Given records:
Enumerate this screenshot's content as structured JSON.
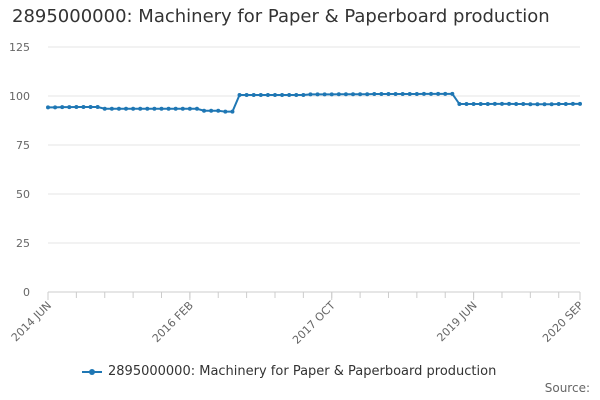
{
  "title": "2895000000: Machinery for Paper & Paperboard production",
  "source_label": "Source:",
  "colors": {
    "series": "#1f77b4",
    "grid": "#e6e6e6",
    "axis": "#cccccc",
    "text": "#666666"
  },
  "chart_data": {
    "type": "line",
    "title": "2895000000: Machinery for Paper & Paperboard production",
    "xlabel": "",
    "ylabel": "",
    "ylim": [
      0,
      125
    ],
    "yticks": [
      0,
      25,
      50,
      75,
      100,
      125
    ],
    "grid": true,
    "legend_position": "bottom",
    "x_tick_labels": [
      {
        "index": 0,
        "label": "2014 JUN"
      },
      {
        "index": 20,
        "label": "2016 FEB"
      },
      {
        "index": 40,
        "label": "2017 OCT"
      },
      {
        "index": 60,
        "label": "2019 JUN"
      },
      {
        "index": 75,
        "label": "2020 SEP"
      }
    ],
    "series": [
      {
        "name": "2895000000: Machinery for Paper & Paperboard production",
        "values": [
          94.2,
          94.2,
          94.3,
          94.3,
          94.4,
          94.4,
          94.4,
          94.4,
          93.5,
          93.5,
          93.5,
          93.5,
          93.5,
          93.5,
          93.5,
          93.5,
          93.5,
          93.5,
          93.5,
          93.5,
          93.5,
          93.5,
          92.5,
          92.5,
          92.5,
          92.0,
          92.0,
          100.5,
          100.5,
          100.5,
          100.5,
          100.5,
          100.5,
          100.5,
          100.5,
          100.5,
          100.5,
          100.8,
          100.8,
          100.8,
          100.8,
          100.9,
          100.9,
          100.9,
          100.9,
          100.9,
          101.0,
          101.0,
          101.0,
          101.0,
          101.0,
          101.0,
          101.0,
          101.1,
          101.1,
          101.1,
          101.1,
          101.1,
          95.9,
          95.9,
          95.9,
          95.9,
          95.9,
          96.0,
          96.0,
          96.0,
          95.9,
          95.9,
          95.8,
          95.8,
          95.8,
          95.8,
          95.9,
          95.9,
          96.0,
          96.0
        ]
      }
    ]
  }
}
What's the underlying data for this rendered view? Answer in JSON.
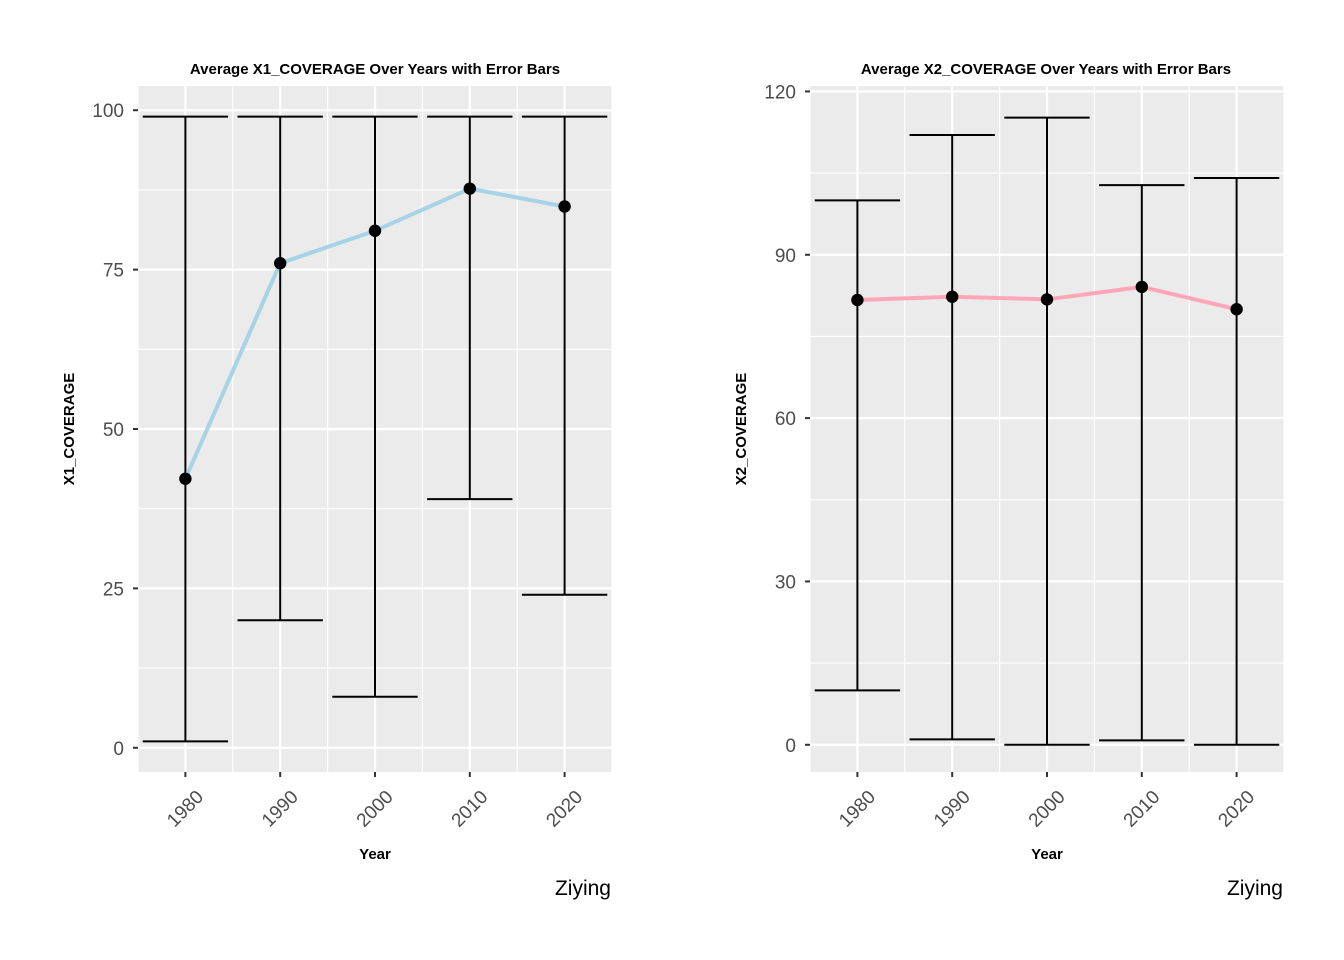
{
  "chart_data": [
    {
      "type": "line",
      "title": "Average X1_COVERAGE Over Years with Error Bars",
      "xlabel": "Year",
      "ylabel": "X1_COVERAGE",
      "caption": "Ziying",
      "x": [
        1980,
        1990,
        2000,
        2010,
        2020
      ],
      "x_tick_labels": [
        "1980",
        "1990",
        "2000",
        "2010",
        "2020"
      ],
      "y_ticks": [
        0,
        25,
        50,
        75,
        100
      ],
      "ylim": [
        -3.8,
        103.8
      ],
      "xlim": [
        1975,
        2025
      ],
      "line_color": "#a6d3e5",
      "series": [
        {
          "values": [
            42.2,
            76.0,
            81.1,
            87.7,
            84.9
          ],
          "ymin": [
            1,
            20,
            8,
            39,
            24
          ],
          "ymax": [
            99,
            99,
            99,
            99,
            99
          ]
        }
      ],
      "grid": true,
      "x_tick_rotation": 45
    },
    {
      "type": "line",
      "title": "Average X2_COVERAGE Over Years with Error Bars",
      "xlabel": "Year",
      "ylabel": "X2_COVERAGE",
      "caption": "Ziying",
      "x": [
        1980,
        1990,
        2000,
        2010,
        2020
      ],
      "x_tick_labels": [
        "1980",
        "1990",
        "2000",
        "2010",
        "2020"
      ],
      "y_ticks": [
        0,
        30,
        60,
        90,
        120
      ],
      "ylim": [
        -5.0,
        121.0
      ],
      "xlim": [
        1975,
        2025
      ],
      "line_color": "#ffa6b9",
      "series": [
        {
          "values": [
            81.7,
            82.3,
            81.8,
            84.1,
            80.0
          ],
          "ymin": [
            10.0,
            1.0,
            0.0,
            0.8,
            0.0
          ],
          "ymax": [
            100.0,
            112.0,
            115.2,
            102.8,
            104.1
          ]
        }
      ],
      "grid": true,
      "x_tick_rotation": 45
    }
  ]
}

What to do:
Report only how many lines in the records contain the word "title".

Output for this task:
4